Prompt A: Retype the image-preprocessing excerpt from "Thus, the first" up to and including "and Stockman, 2001).".
Prompt B: For each statement, answer yes or no on whether the image-preprocessing excerpt agrees with it, and quote the words from the excerpt that decide it. (i) The gray-level image is built from the hue value. (ii) HSI separates an overall intensity value from two values encoding chromaticity. (iii) Segmentation is applied before the gray-scale image is available.

# start of Excerpt

Thus, the first step is to convert the captured color image to a gray-level one. For such 
preprocessing, the Hue-Saturation-Intensity (HSI) system is used since it encodes color 
information by separating an overall intensity value I from two values encoding chromaticity 
- hue H and saturation S. HSI might also provide better support for computer vision 
algorithms because it is amenable to normalization for lighting and focus on the two 
chromaticy parameters that are more associated with the intrinsic character of a surface 
rather than the lightning source. Thus, the resulting gray-level image is only built from the 
intensity value. Derivation of HSI coordinates from RGB coordinates is a common process in 
computer vision (Shapiro and Stockman, 2001). 
Once the gray-scale image is available, a segmentation process has to be applied on it.

# end of Excerpt
# start of Recorded information

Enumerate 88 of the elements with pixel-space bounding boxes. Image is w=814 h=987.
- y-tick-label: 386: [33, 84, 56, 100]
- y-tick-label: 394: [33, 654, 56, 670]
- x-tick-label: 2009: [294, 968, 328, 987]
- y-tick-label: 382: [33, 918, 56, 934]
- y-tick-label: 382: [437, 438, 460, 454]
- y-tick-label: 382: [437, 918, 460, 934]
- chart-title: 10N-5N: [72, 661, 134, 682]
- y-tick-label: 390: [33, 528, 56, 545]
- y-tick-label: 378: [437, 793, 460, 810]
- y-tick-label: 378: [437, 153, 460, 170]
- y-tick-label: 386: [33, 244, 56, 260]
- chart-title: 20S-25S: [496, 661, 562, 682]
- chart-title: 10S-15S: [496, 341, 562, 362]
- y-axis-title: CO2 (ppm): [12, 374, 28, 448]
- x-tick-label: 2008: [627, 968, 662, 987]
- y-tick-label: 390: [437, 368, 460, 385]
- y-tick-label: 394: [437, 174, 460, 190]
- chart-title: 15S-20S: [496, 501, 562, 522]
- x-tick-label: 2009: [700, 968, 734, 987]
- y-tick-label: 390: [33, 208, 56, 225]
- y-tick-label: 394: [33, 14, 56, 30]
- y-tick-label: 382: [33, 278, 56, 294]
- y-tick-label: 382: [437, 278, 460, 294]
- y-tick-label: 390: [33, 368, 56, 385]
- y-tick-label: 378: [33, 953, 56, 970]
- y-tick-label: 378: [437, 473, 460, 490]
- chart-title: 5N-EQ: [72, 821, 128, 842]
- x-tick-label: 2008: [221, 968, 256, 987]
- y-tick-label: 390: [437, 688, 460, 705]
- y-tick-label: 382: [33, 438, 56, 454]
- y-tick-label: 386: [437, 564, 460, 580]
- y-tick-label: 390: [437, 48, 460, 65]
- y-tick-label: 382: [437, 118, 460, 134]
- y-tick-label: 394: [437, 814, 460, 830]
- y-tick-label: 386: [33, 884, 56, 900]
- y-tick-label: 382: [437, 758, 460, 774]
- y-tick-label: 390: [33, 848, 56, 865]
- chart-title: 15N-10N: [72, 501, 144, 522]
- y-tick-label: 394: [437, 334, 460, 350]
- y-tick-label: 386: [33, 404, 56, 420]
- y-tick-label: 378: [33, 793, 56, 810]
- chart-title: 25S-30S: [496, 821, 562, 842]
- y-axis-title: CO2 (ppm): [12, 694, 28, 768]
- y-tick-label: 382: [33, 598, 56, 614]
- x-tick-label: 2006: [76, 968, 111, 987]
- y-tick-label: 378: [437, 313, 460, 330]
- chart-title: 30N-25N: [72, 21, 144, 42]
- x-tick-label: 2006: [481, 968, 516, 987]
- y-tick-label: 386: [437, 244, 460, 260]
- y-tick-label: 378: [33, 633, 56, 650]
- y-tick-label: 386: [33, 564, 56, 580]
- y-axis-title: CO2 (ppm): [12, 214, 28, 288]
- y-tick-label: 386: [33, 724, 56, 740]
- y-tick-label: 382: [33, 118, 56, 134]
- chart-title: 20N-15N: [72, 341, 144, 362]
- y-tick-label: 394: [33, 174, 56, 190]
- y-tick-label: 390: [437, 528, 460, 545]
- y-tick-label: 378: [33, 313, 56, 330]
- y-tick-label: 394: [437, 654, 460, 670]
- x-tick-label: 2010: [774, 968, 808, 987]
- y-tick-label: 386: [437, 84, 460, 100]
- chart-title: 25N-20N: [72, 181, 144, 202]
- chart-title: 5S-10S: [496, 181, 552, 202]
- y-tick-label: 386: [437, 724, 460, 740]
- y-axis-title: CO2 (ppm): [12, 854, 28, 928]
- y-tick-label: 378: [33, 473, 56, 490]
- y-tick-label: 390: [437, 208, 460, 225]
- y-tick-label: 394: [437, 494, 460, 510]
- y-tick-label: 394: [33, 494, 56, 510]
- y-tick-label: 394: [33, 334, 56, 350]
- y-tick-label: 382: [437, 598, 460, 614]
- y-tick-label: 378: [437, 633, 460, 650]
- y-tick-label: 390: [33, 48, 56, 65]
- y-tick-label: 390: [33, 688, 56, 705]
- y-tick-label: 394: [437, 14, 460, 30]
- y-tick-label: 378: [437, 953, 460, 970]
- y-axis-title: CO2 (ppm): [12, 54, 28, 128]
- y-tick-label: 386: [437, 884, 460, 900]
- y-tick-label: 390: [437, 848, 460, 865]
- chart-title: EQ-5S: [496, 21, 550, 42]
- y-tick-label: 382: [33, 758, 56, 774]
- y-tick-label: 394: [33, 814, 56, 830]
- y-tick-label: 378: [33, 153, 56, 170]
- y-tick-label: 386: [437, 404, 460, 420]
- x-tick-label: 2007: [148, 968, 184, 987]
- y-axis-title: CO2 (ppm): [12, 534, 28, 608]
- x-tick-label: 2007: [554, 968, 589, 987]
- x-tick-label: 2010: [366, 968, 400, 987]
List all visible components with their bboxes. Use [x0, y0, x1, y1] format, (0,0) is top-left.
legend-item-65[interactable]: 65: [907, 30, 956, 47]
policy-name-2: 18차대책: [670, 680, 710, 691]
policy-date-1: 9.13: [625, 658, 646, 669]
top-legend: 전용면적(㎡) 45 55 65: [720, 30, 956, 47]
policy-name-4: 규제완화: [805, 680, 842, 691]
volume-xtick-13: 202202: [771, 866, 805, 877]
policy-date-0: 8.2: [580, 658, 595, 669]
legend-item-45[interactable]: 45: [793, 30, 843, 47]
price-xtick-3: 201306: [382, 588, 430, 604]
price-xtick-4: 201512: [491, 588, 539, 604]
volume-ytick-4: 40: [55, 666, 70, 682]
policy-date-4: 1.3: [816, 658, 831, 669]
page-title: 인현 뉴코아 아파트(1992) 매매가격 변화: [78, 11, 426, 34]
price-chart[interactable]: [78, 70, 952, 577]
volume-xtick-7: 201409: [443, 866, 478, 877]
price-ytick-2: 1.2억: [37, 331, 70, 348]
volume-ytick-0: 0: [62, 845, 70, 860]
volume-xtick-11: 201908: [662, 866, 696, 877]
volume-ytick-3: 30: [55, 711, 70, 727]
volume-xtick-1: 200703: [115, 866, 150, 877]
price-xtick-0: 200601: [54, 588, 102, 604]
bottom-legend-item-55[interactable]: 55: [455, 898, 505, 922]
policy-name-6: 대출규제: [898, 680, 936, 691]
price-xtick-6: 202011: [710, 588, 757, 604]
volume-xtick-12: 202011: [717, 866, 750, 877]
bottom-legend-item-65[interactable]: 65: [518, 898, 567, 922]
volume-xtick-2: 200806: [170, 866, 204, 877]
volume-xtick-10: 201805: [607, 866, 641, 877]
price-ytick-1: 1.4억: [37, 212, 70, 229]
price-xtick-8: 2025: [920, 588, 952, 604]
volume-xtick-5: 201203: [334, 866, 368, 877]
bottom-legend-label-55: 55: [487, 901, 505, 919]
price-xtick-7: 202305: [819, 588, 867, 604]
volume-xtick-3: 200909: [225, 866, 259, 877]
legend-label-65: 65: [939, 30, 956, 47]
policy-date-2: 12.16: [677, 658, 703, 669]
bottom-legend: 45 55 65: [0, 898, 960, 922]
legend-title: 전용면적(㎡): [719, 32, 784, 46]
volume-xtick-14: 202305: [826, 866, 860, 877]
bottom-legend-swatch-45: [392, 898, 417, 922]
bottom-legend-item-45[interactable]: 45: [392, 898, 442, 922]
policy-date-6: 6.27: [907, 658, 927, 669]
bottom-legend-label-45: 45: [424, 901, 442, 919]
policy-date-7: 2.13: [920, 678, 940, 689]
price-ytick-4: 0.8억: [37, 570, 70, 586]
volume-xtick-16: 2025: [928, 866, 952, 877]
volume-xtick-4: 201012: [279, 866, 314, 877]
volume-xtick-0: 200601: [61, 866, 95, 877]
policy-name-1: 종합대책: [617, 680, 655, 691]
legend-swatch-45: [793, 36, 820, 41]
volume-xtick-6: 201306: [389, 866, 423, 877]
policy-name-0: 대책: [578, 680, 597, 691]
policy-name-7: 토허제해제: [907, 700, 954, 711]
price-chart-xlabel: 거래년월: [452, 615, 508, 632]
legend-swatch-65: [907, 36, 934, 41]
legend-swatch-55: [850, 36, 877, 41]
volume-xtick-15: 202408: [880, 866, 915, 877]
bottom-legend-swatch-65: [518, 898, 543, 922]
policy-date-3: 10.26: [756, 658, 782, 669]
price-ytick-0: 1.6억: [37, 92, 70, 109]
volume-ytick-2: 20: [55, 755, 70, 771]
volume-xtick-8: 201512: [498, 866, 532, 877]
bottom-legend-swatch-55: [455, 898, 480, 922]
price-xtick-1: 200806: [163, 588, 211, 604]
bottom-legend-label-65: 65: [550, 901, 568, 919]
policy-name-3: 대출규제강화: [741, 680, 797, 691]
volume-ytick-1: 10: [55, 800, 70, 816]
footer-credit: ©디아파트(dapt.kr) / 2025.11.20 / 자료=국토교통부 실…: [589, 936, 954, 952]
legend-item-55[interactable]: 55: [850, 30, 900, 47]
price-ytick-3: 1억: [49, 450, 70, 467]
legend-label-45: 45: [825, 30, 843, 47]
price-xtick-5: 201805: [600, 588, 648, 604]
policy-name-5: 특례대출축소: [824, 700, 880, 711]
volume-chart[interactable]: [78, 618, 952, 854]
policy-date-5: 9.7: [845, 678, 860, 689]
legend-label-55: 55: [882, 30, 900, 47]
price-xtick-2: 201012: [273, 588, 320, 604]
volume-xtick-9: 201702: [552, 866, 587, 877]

# end of Recorded information

Result A:
Thus, the first step is to convert the captured color image to a gray-level one. For such 
preprocessing, the Hue-Saturation-Intensity (HSI) system is used since it encodes color 
information by separating an overall intensity value I from two values encoding chromaticity 
- hue H and saturation S. HSI might also provide better support for computer vision 
algorithms because it is amenable to normalization for lighting and focus on the two 
chromaticy parameters that are more associated with the intrinsic character of a surface 
rather than the lightning source. Thus, the resulting gray-level image is only built from the 
intensity value. Derivation of HSI coordinates from RGB coordinates is a common process in 
computer vision (Shapiro and Stockman, 2001).

Result B:
(i) No: "the resulting gray-level image is only built from the intensity value."
(ii) Yes: "separating an overall intensity value I from two values encoding chromaticity"
(iii) No: "Once the gray-scale image is available, a segmentation process has to be applied on it."